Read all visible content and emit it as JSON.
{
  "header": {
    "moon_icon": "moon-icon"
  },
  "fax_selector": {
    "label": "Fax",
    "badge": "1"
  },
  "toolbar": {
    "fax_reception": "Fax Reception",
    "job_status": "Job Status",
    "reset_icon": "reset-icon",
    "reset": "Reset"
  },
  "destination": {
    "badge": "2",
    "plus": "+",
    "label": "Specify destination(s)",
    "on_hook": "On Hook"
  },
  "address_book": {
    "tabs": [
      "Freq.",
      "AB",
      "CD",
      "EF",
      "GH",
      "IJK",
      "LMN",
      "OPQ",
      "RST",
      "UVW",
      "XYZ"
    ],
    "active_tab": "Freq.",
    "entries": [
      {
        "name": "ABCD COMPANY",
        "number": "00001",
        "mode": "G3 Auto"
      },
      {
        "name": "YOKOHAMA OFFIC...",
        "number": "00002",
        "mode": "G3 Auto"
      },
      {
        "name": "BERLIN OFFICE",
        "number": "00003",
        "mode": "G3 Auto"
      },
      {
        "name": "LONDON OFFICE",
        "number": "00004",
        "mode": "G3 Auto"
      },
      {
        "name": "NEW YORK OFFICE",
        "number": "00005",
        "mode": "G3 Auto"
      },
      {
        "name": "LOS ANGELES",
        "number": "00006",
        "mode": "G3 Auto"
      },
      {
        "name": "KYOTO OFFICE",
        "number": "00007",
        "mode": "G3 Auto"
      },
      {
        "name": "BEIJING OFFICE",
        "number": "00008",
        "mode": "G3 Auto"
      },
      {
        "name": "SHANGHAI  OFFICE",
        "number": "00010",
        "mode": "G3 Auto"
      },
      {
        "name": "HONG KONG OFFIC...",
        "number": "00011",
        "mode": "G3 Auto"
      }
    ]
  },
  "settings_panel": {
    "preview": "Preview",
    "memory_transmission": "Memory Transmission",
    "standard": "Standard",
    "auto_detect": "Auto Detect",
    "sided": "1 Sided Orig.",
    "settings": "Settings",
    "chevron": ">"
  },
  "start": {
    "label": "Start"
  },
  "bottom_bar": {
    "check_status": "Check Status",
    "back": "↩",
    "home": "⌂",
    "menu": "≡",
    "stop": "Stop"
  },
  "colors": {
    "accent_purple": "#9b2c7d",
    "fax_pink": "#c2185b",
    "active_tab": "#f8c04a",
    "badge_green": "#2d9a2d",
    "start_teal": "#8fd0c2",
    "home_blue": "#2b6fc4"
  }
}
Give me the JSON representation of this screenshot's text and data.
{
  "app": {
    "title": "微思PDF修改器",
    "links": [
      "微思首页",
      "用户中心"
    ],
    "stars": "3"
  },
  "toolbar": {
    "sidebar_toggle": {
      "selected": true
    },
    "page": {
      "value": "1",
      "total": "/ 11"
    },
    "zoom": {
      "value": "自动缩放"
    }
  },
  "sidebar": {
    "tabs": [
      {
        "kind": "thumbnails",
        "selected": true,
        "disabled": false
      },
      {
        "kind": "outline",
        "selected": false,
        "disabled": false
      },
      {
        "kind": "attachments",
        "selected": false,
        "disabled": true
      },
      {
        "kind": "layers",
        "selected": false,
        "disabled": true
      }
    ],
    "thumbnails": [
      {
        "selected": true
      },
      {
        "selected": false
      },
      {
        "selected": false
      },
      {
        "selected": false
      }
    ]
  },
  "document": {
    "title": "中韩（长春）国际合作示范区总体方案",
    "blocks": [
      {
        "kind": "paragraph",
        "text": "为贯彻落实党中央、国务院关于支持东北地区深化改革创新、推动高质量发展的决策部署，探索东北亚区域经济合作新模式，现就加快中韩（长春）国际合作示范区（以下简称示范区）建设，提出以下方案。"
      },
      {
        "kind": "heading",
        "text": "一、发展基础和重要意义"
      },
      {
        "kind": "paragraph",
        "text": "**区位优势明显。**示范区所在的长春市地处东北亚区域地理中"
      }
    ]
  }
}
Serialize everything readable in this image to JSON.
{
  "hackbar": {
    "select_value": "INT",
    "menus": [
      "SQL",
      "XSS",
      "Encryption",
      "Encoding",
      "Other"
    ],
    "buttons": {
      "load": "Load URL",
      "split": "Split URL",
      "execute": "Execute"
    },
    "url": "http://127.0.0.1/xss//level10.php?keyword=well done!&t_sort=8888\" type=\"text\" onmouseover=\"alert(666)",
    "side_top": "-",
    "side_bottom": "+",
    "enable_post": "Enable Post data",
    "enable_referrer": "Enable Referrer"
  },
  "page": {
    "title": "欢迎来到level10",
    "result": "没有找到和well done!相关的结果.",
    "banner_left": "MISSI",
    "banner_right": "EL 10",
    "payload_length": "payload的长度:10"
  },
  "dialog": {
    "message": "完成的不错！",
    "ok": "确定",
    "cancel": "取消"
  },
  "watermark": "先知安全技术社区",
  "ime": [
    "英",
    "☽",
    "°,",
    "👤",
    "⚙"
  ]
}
• • • •
Task brief:
Go through the records above, find every line with the word "number", and list those lines.

Correct response:
        "number": "00001",
        "number": "00002",
        "number": "00003",
        "number": "00004",
        "number": "00005",
        "number": "00006",
        "number": "00007",
        "number": "00008",
        "number": "00010",
        "number": "00011",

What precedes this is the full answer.